# Parts of the exercise
A. Please say whether each statement agrees with the news report about Minister Adams below, answering yes or no and quoting the deciding words: (i) Beaumont described Adams and her husband as sheep and crop farmers. (ii) The 2013 parliamentary register lists four farms in trust under Adams' name. (iii) Stewart withdrew her comments after Beaumont's response.
B. Write what comes next in the news report about Minister Adams below, picking up after its final sentence.

# Page

Adams' press secretary, Nathan Beaumont, responded to Stewart's column in yesterday's Taranaki Daily News, which was headlined Adams well linked to land of milk and money, saying the claims were malicious, factually wrong and defamatory.

"The whole tone of Ms Stewart's article implies that Minister Adams is using her role as minister to personally benefit her farming interests through the Central Plains Water scheme," he said.

"For the record, I completely reject this accusation."

In the column, Stewart claimed Adams' ownership of shares in Central Plains Water Limited, as well as dairy farms in the area, were a conflict of interest.

But Beaumont rejected Stewart's claim that Adams owned a dairy farm, saying she and her husband were "sheep and crop farmers". A parliamentary register of pecuniary interests from 2013 lists three farms in trust under Adams' name - two in Darfield and Kirwee, Canterbury areas that are part of the Central Plains Water scheme, and a third in the Waikato town of Te Kauwhata.

Stewart yesterday refused to back down on her comments, saying she thought Adams' press secretary was playing with semantics.

"I stand by everything I said."

Even if the Canterbury farms Adams owned were not dairy farms, they still stood to gain from the irrigation scheme, she said.

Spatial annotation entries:
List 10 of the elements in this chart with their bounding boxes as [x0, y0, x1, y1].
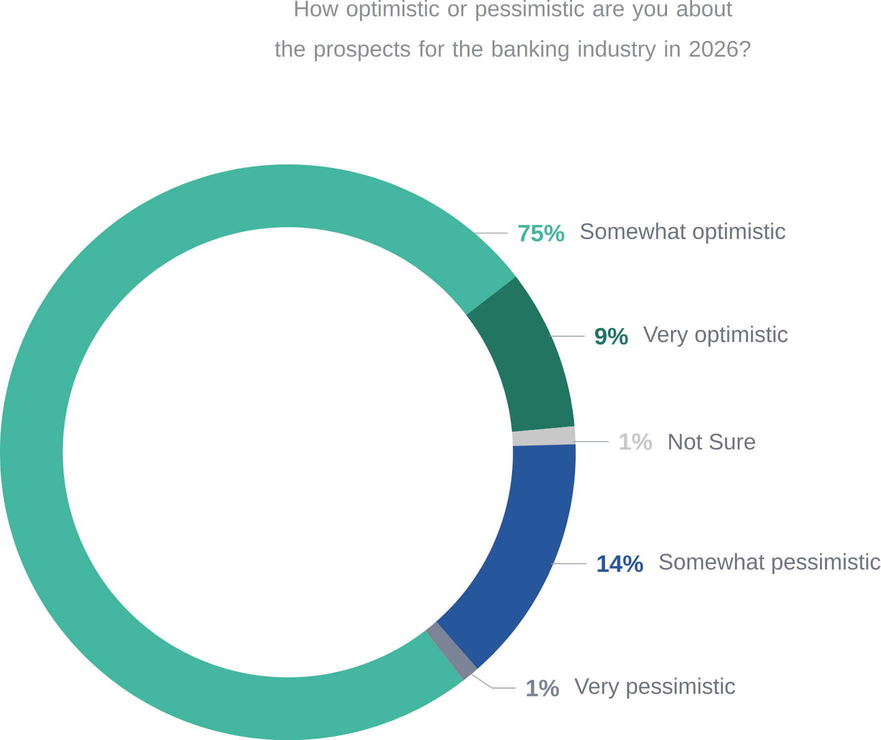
slice-label: Somewhat pessimistic [659, 553, 880, 574]
chart-title: How optimistic or pessimistic are you about the prospects for the banking industry in 2026? [274, 0, 750, 62]
data-label: 1% [526, 680, 559, 696]
slice-label: Somewhat optimistic [580, 222, 786, 244]
slice-label: Very optimistic [643, 326, 788, 347]
data-label: 9% [595, 328, 628, 344]
data-label: 75% [518, 224, 564, 242]
slice-label: Not Sure [669, 434, 756, 450]
slice-label: Very pessimistic [574, 677, 736, 698]
data-label: 14% [598, 555, 644, 572]
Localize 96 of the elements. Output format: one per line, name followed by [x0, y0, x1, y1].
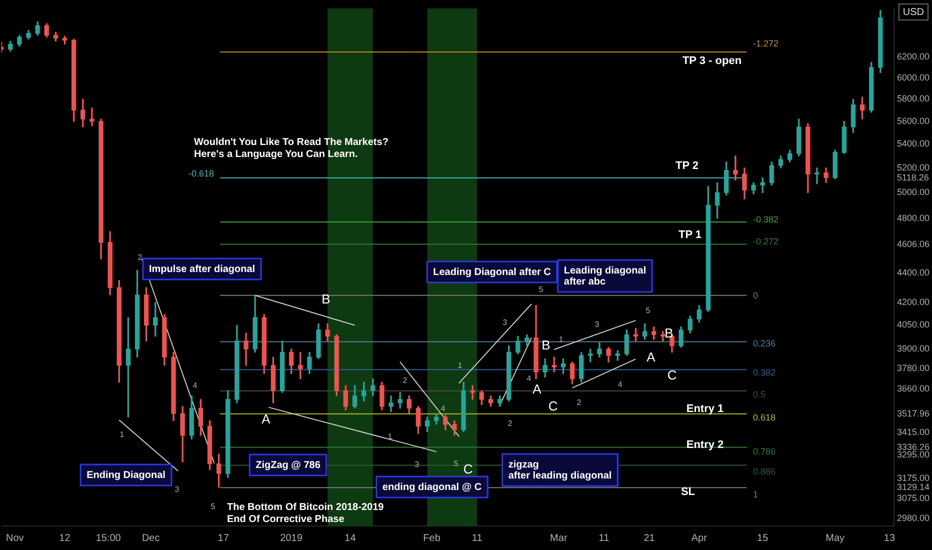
annotation: C	[463, 462, 473, 477]
x-tick-label: Feb	[423, 532, 441, 544]
annotation: 2	[138, 253, 143, 262]
annotation: 1	[120, 430, 125, 440]
annotation: 0.382	[753, 367, 776, 378]
x-tick-label: May	[826, 532, 845, 544]
y-tick-label: 5800.00	[897, 94, 930, 104]
annotation: A	[262, 412, 271, 427]
y-tick-label: 6200.00	[897, 52, 930, 62]
annotation: 2	[576, 398, 582, 408]
annotation: 1	[388, 432, 393, 442]
x-tick-label: Mar	[550, 532, 568, 544]
annotation: 0.618	[753, 412, 776, 422]
annotation: C	[667, 368, 677, 383]
x-tick-label: 14	[344, 532, 356, 544]
y-tick-label: 3295.00	[897, 450, 930, 460]
y-tick-label: 3780.00	[897, 363, 930, 374]
annotation: 3	[414, 460, 420, 470]
annotation: 3	[502, 318, 508, 328]
annotation: 4	[440, 404, 446, 414]
x-tick-label: Dec	[142, 532, 160, 544]
y-tick-label: 3175.00	[897, 472, 930, 483]
annotation: B	[542, 338, 550, 353]
x-tick-label: 17	[218, 532, 230, 544]
x-tick-label: 12	[59, 532, 71, 544]
x-tick-label: 15	[757, 532, 769, 544]
y-tick-label: 3336.26	[897, 442, 930, 452]
annotation: B	[664, 326, 674, 341]
y-tick-label: 3900.00	[897, 343, 930, 354]
annotation: -1.272	[753, 38, 779, 48]
annotation: A	[532, 382, 542, 397]
annotation: 3	[174, 485, 180, 494]
annotation: -0.382	[753, 214, 779, 224]
annotation: TP 1	[678, 229, 702, 242]
x-tick-label: 13	[884, 532, 896, 544]
annotation: 5	[646, 306, 651, 316]
annotation: 0.786	[753, 446, 776, 456]
y-tick-label: 4400.00	[897, 268, 930, 278]
y-tick-label: 5600.00	[897, 116, 930, 126]
annotation: A	[646, 350, 656, 365]
annotation: Entry 2	[686, 439, 724, 452]
annotation: Entry 1	[686, 403, 724, 416]
annotation: 0.5	[753, 389, 766, 400]
annotation: Impulse after diagonal	[148, 264, 256, 275]
annotation: 0.236	[753, 338, 776, 348]
annotation: TP 3 - open	[682, 55, 742, 68]
x-tick-label: 15:00	[96, 532, 122, 544]
annotation: Leading Diagonal after C	[433, 266, 551, 278]
y-tick-label: 3660.00	[897, 383, 930, 394]
annotation: 4	[618, 380, 623, 390]
y-tick-label: 5000.00	[897, 187, 930, 198]
annotation: 1	[753, 489, 758, 500]
annotation: 1	[458, 361, 463, 370]
x-tick-label: 21	[644, 532, 656, 544]
annotation: zigzag after leading diagonal	[508, 459, 612, 482]
annotation: 2	[508, 419, 513, 428]
annotation: C	[548, 398, 558, 414]
annotation: 0	[753, 290, 758, 300]
y-tick-label: 2980.00	[897, 512, 930, 523]
y-tick-label: 5118.26	[897, 172, 929, 182]
annotation: -0.618	[188, 168, 214, 178]
text: USD	[902, 6, 924, 18]
x-tick-label: 11	[472, 532, 483, 544]
y-tick-label: 3415.00	[897, 427, 930, 438]
x-tick-label: 2019	[280, 532, 303, 544]
annotation: 4	[526, 374, 532, 384]
annotation: 5	[538, 285, 544, 294]
y-tick-label: 6000.00	[897, 72, 930, 82]
y-tick-label: 5400.00	[897, 138, 930, 149]
x-tick-label: Apr	[691, 532, 708, 544]
y-tick-label: 4606.06	[897, 238, 930, 249]
annotation: B	[322, 292, 330, 307]
x-tick-label: 11	[598, 532, 610, 544]
annotation: 5	[210, 502, 216, 512]
annotation: ZigZag @ 786	[256, 460, 321, 471]
annotation: 3	[594, 320, 600, 330]
annotation: SL	[680, 486, 696, 498]
annotation: 0.886	[753, 466, 776, 476]
annotation: ending diagonal @ C	[382, 482, 482, 493]
annotation: Leading diagonal after abc	[564, 265, 646, 288]
y-tick-label: 5200.00	[897, 162, 930, 172]
y-tick-label: 3129.14	[897, 482, 930, 492]
annotation: Ending Diagonal	[86, 470, 166, 481]
y-tick-label: 4050.00	[897, 320, 930, 330]
y-tick-label: 3517.96	[897, 408, 930, 418]
annotation: Wouldn't You Like To Read The Markets? Here's a Language You Can Learn.	[194, 136, 388, 160]
y-tick-label: 3075.00	[897, 493, 930, 504]
annotation: TP 2	[675, 160, 699, 172]
annotation: 2	[402, 376, 408, 386]
y-tick-label: 4800.00	[897, 212, 930, 223]
annotation: The Bottom Of Bitcoin 2018-2019 End Of Corrective Phase	[227, 502, 384, 525]
x-tick-label: Nov	[6, 532, 24, 544]
y-tick-label: 4200.00	[897, 296, 930, 307]
annotation: 5	[454, 459, 459, 468]
annotation: 4	[192, 381, 198, 390]
annotation: -0.272	[753, 236, 779, 246]
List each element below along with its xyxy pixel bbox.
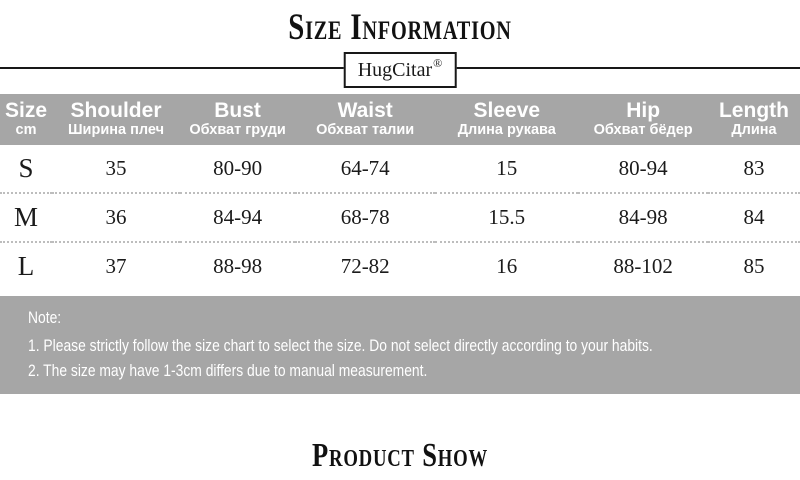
sleeve-cell: 15 (435, 145, 579, 194)
note-box: Note: 1. Please strictly follow the size… (0, 296, 800, 394)
column-label-ru: Ширина плеч (67, 122, 164, 138)
brand-logo: HugCitar® (343, 52, 457, 88)
brand-divider: HugCitar® (0, 48, 800, 88)
size-cell: S (0, 145, 52, 194)
column-label-ru: Обхват бёдер (593, 122, 693, 138)
size-cell: L (17, 251, 35, 281)
note-label: Note: (28, 309, 62, 327)
note-line-2: 2. The size may have 1-3cm differs due t… (28, 362, 428, 380)
column-label-en: Shoulder (70, 99, 162, 122)
hip-cell: 84-98 (578, 193, 708, 243)
column-label-ru: Обхват груди (189, 122, 286, 138)
column-header-sleeve: Sleeve Длина рукава (435, 94, 579, 145)
column-label-en: Size (4, 99, 48, 122)
brand-name: HugCitar (357, 59, 433, 81)
waist-cell: 64-74 (295, 145, 436, 194)
column-header-waist: Waist Обхват талии (295, 94, 436, 145)
table-row-size-s: S 35 80-90 64-74 15 80-94 83 (0, 145, 800, 194)
waist-cell: 72-82 (340, 254, 390, 278)
column-header-shoulder: Shoulder Ширина плеч (52, 94, 180, 145)
hip-cell: 80-94 (578, 145, 708, 194)
shoulder-cell: 36 (52, 193, 180, 243)
length-cell: 83 (707, 145, 800, 194)
shoulder-cell: 37 (105, 254, 127, 278)
column-label-ru: Длина (731, 122, 777, 138)
length-cell: 85 (743, 254, 765, 278)
bust-cell: 84-94 (180, 193, 296, 243)
column-header-length: Length Длина (707, 94, 800, 145)
column-label-en: Length (718, 99, 789, 122)
note-line-1: 1. Please strictly follow the size chart… (28, 337, 653, 355)
registered-trademark-mark: ® (433, 56, 443, 70)
size-table: Size cm Shoulder Ширина плеч Bust Обхват… (0, 94, 800, 290)
table-row-size-m: M 36 84-94 68-78 15.5 84-98 84 (0, 193, 800, 243)
column-label-ru: Длина рукава (457, 122, 556, 138)
page-title: Size Information (288, 7, 512, 48)
bust-cell: 88-98 (213, 254, 263, 278)
column-label-ru: Обхват талии (316, 122, 415, 138)
column-header-hip: Hip Обхват бёдер (578, 94, 708, 145)
product-show-title: Product Show (312, 437, 488, 474)
hip-cell: 88-102 (613, 254, 673, 278)
column-label-en: Bust (214, 99, 261, 122)
sleeve-cell: 15.5 (435, 193, 579, 243)
table-row-size-l: L 37 88-98 72-82 16 88-102 85 (0, 242, 800, 290)
column-header-bust: Bust Обхват груди (180, 94, 296, 145)
size-table-header-row: Size cm Shoulder Ширина плеч Bust Обхват… (0, 94, 800, 145)
column-label-en: Hip (626, 99, 661, 122)
column-label-en: Waist (337, 99, 393, 122)
waist-cell: 68-78 (295, 193, 436, 243)
length-cell: 84 (707, 193, 800, 243)
column-label-unit: cm (15, 122, 37, 138)
column-label-en: Sleeve (473, 99, 541, 122)
size-cell: M (0, 193, 52, 243)
shoulder-cell: 35 (52, 145, 180, 194)
sleeve-cell: 16 (496, 254, 518, 278)
column-header-size: Size cm (0, 94, 52, 145)
bust-cell: 80-90 (180, 145, 296, 194)
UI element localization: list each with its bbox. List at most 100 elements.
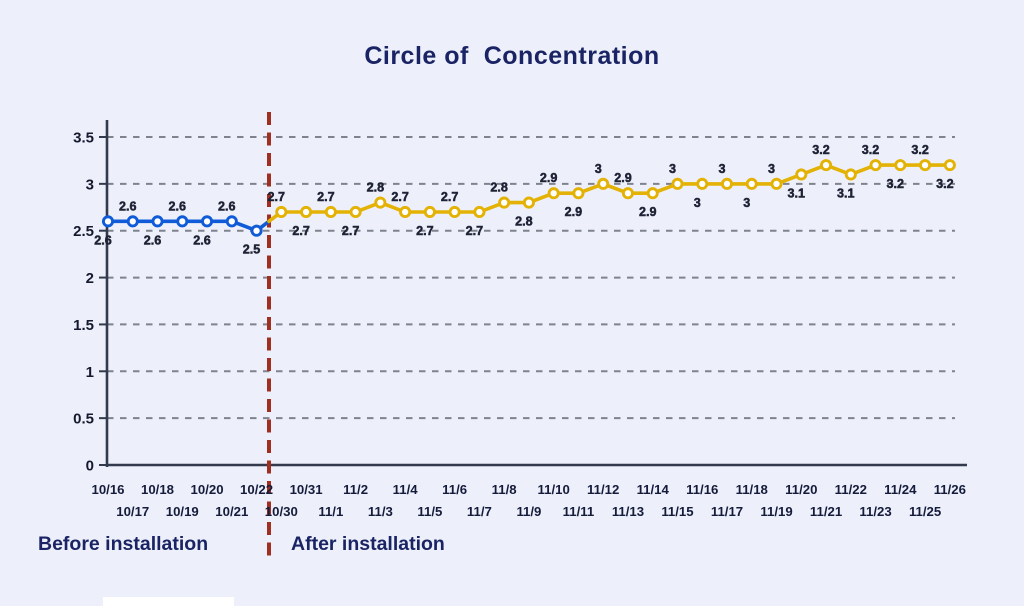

# Final results
A.
(i) Yes: "she and her husband were "sheep and crop farmers""
(ii) No: "A parliamentary register of pecuniary interests from 2013 lists three farms in trust under Adams' name"
(iii) No: "Stewart yesterday refused to back down on her comments"

B.
Beaumont also contradicted Stewart's claims that Adams had been involved in the removal of a water conservation order that has been put on the Rakaia River, so that water could be accessed for the scheme.

"This is so wrong, I don't know where to start," he said, adding that Adams had passed responsibilities relating to the scheme to Gerry Brownlee to avoid any actual or perceived conflicts of interest.

"This was done after she became Environment Minister in April 2012. Therefore she has never removed the Water Conservation Order that covers Rakaia River. Minister Brownlee made the decision."

He said Stewart's entire column was based on an incorrect claim.

"The minister has been completely upfront and declared her interest in the Central Plains Water scheme. The minister has not abused her role; in fact she has ensured that she does not have any role in decisions relating to CPW."

Adams and her husband Robert are owners of Amdon Farms Ltd, which owns shares in Central Plains Water Ltd.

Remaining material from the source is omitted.